→ **What is asked**
An exact copy of the records is required, minus the pictures they hold.
━━━━━━
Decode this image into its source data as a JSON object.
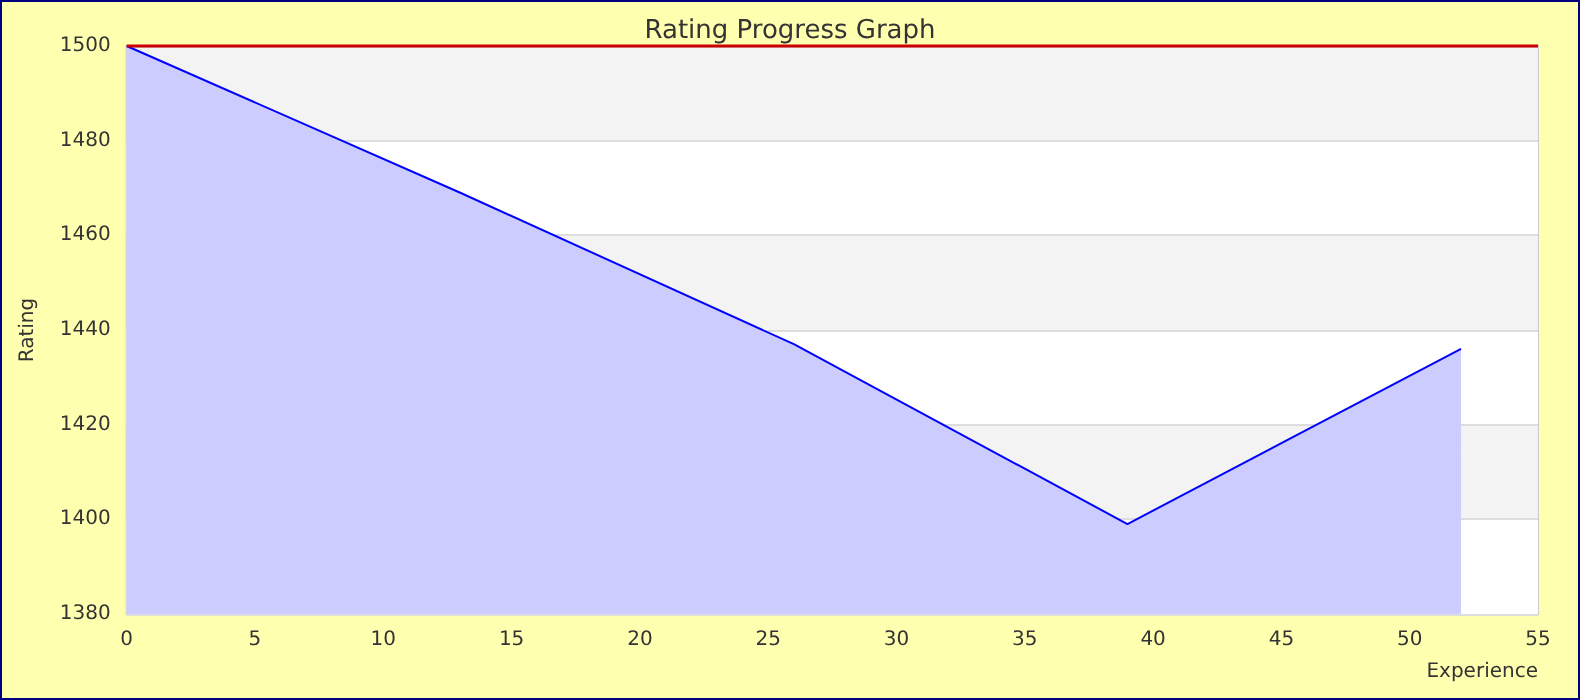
{
  "chart_data": {
    "type": "area",
    "title": "Rating Progress Graph",
    "xlabel": "Experience",
    "ylabel": "Rating",
    "x": [
      0,
      13,
      26,
      39,
      52
    ],
    "series": [
      {
        "color": "#0000ff",
        "values": [
          1500,
          1469,
          1437,
          1399,
          1436
        ]
      }
    ],
    "xlim": [
      0,
      55
    ],
    "xticks": [
      0,
      5,
      10,
      15,
      20,
      25,
      30,
      35,
      40,
      45,
      50,
      55
    ],
    "ylim": [
      1380,
      1500
    ],
    "yticks": [
      1380,
      1400,
      1420,
      1440,
      1460,
      1480,
      1500
    ],
    "ref_lines": [
      {
        "axis": "y",
        "value": 1500,
        "color": "#cc0000"
      }
    ],
    "grid": "y",
    "marker": "none"
  }
}
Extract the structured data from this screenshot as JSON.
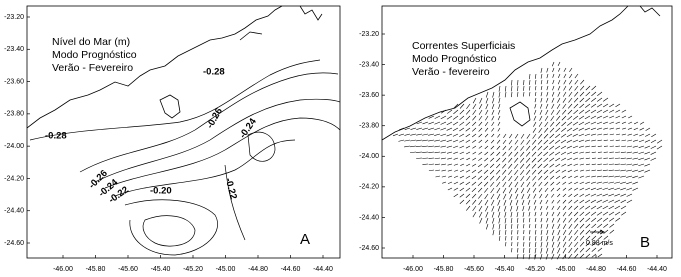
{
  "panels": [
    {
      "title_lines": [
        "Nível do Mar (m)",
        "Modo Prognóstico",
        "Verão - Fevereiro"
      ],
      "letter": "A",
      "xticks": [
        {
          "value": -46.0,
          "label": "-46.00"
        },
        {
          "value": -45.8,
          "label": "-45.80"
        },
        {
          "value": -45.6,
          "label": "-45.60"
        },
        {
          "value": -45.4,
          "label": "-45.40"
        },
        {
          "value": -45.2,
          "label": "-45.20"
        },
        {
          "value": -45.0,
          "label": "-45.00"
        },
        {
          "value": -44.8,
          "label": "-44.80"
        },
        {
          "value": -44.6,
          "label": "-44.60"
        },
        {
          "value": -44.4,
          "label": "-44.40"
        }
      ],
      "yticks": [
        {
          "value": -23.2,
          "label": "-23.20"
        },
        {
          "value": -23.4,
          "label": "-23.40"
        },
        {
          "value": -23.6,
          "label": "-23.60"
        },
        {
          "value": -23.8,
          "label": "-23.80"
        },
        {
          "value": -24.0,
          "label": "-24.00"
        },
        {
          "value": -24.2,
          "label": "-24.20"
        },
        {
          "value": -24.4,
          "label": "-24.40"
        },
        {
          "value": -24.6,
          "label": "-24.60"
        }
      ],
      "contour_labels": [
        "-0.28",
        "-0.28",
        "-0.26",
        "-0.24",
        "-0.26",
        "-0.24",
        "-0.22",
        "-0.20",
        "-0.22"
      ]
    },
    {
      "title_lines": [
        "Correntes Superficiais",
        "Modo Prognóstico",
        "Verão - fevereiro"
      ],
      "letter": "B",
      "scale_label": "0.88 m/s",
      "xticks": [
        {
          "value": -46.0,
          "label": "-46.00"
        },
        {
          "value": -45.8,
          "label": "-45.80"
        },
        {
          "value": -45.6,
          "label": "-45.60"
        },
        {
          "value": -45.4,
          "label": "-45.40"
        },
        {
          "value": -45.2,
          "label": "-45.20"
        },
        {
          "value": -45.0,
          "label": "-45.00"
        },
        {
          "value": -44.8,
          "label": "-44.80"
        },
        {
          "value": -44.6,
          "label": "-44.60"
        },
        {
          "value": -44.4,
          "label": "-44.40"
        }
      ],
      "yticks": [
        {
          "value": -23.2,
          "label": "-23.20"
        },
        {
          "value": -23.4,
          "label": "-23.40"
        },
        {
          "value": -23.6,
          "label": "-23.60"
        },
        {
          "value": -23.8,
          "label": "-23.80"
        },
        {
          "value": -24.0,
          "label": "-24.00"
        },
        {
          "value": -24.2,
          "label": "-24.20"
        },
        {
          "value": -24.4,
          "label": "-24.40"
        },
        {
          "value": -24.6,
          "label": "-24.60"
        }
      ]
    }
  ]
}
━━━━━━
→ **Exercise solution**
Decode this image into its source data as a JSON object.
{
  "chart_data": {
    "type": "area",
    "title": "Rating Progress Graph",
    "xlabel": "Experience",
    "ylabel": "Rating",
    "x": [
      0,
      13,
      26,
      39,
      52
    ],
    "series": [
      {
        "color": "#0000ff",
        "values": [
          1500,
          1469,
          1437,
          1399,
          1436
        ]
      }
    ],
    "xlim": [
      0,
      55
    ],
    "xticks": [
      0,
      5,
      10,
      15,
      20,
      25,
      30,
      35,
      40,
      45,
      50,
      55
    ],
    "ylim": [
      1380,
      1500
    ],
    "yticks": [
      1380,
      1400,
      1420,
      1440,
      1460,
      1480,
      1500
    ],
    "ref_lines": [
      {
        "axis": "y",
        "value": 1500,
        "color": "#cc0000"
      }
    ],
    "grid": "y",
    "marker": "none"
  }
}
Extract the structured data from this screenshot as JSON.
{
  "panels": [
    {
      "title_lines": [
        "Nível do Mar (m)",
        "Modo Prognóstico",
        "Verão - Fevereiro"
      ],
      "letter": "A",
      "xticks": [
        {
          "value": -46.0,
          "label": "-46.00"
        },
        {
          "value": -45.8,
          "label": "-45.80"
        },
        {
          "value": -45.6,
          "label": "-45.60"
        },
        {
          "value": -45.4,
          "label": "-45.40"
        },
        {
          "value": -45.2,
          "label": "-45.20"
        },
        {
          "value": -45.0,
          "label": "-45.00"
        },
        {
          "value": -44.8,
          "label": "-44.80"
        },
        {
          "value": -44.6,
          "label": "-44.60"
        },
        {
          "value": -44.4,
          "label": "-44.40"
        }
      ],
      "yticks": [
        {
          "value": -23.2,
          "label": "-23.20"
        },
        {
          "value": -23.4,
          "label": "-23.40"
        },
        {
          "value": -23.6,
          "label": "-23.60"
        },
        {
          "value": -23.8,
          "label": "-23.80"
        },
        {
          "value": -24.0,
          "label": "-24.00"
        },
        {
          "value": -24.2,
          "label": "-24.20"
        },
        {
          "value": -24.4,
          "label": "-24.40"
        },
        {
          "value": -24.6,
          "label": "-24.60"
        }
      ],
      "contour_labels": [
        "-0.28",
        "-0.28",
        "-0.26",
        "-0.24",
        "-0.26",
        "-0.24",
        "-0.22",
        "-0.20",
        "-0.22"
      ]
    },
    {
      "title_lines": [
        "Correntes Superficiais",
        "Modo Prognóstico",
        "Verão - fevereiro"
      ],
      "letter": "B",
      "scale_label": "0.88 m/s",
      "xticks": [
        {
          "value": -46.0,
          "label": "-46.00"
        },
        {
          "value": -45.8,
          "label": "-45.80"
        },
        {
          "value": -45.6,
          "label": "-45.60"
        },
        {
          "value": -45.4,
          "label": "-45.40"
        },
        {
          "value": -45.2,
          "label": "-45.20"
        },
        {
          "value": -45.0,
          "label": "-45.00"
        },
        {
          "value": -44.8,
          "label": "-44.80"
        },
        {
          "value": -44.6,
          "label": "-44.60"
        },
        {
          "value": -44.4,
          "label": "-44.40"
        }
      ],
      "yticks": [
        {
          "value": -23.2,
          "label": "-23.20"
        },
        {
          "value": -23.4,
          "label": "-23.40"
        },
        {
          "value": -23.6,
          "label": "-23.60"
        },
        {
          "value": -23.8,
          "label": "-23.80"
        },
        {
          "value": -24.0,
          "label": "-24.00"
        },
        {
          "value": -24.2,
          "label": "-24.20"
        },
        {
          "value": -24.4,
          "label": "-24.40"
        },
        {
          "value": -24.6,
          "label": "-24.60"
        }
      ]
    }
  ]
}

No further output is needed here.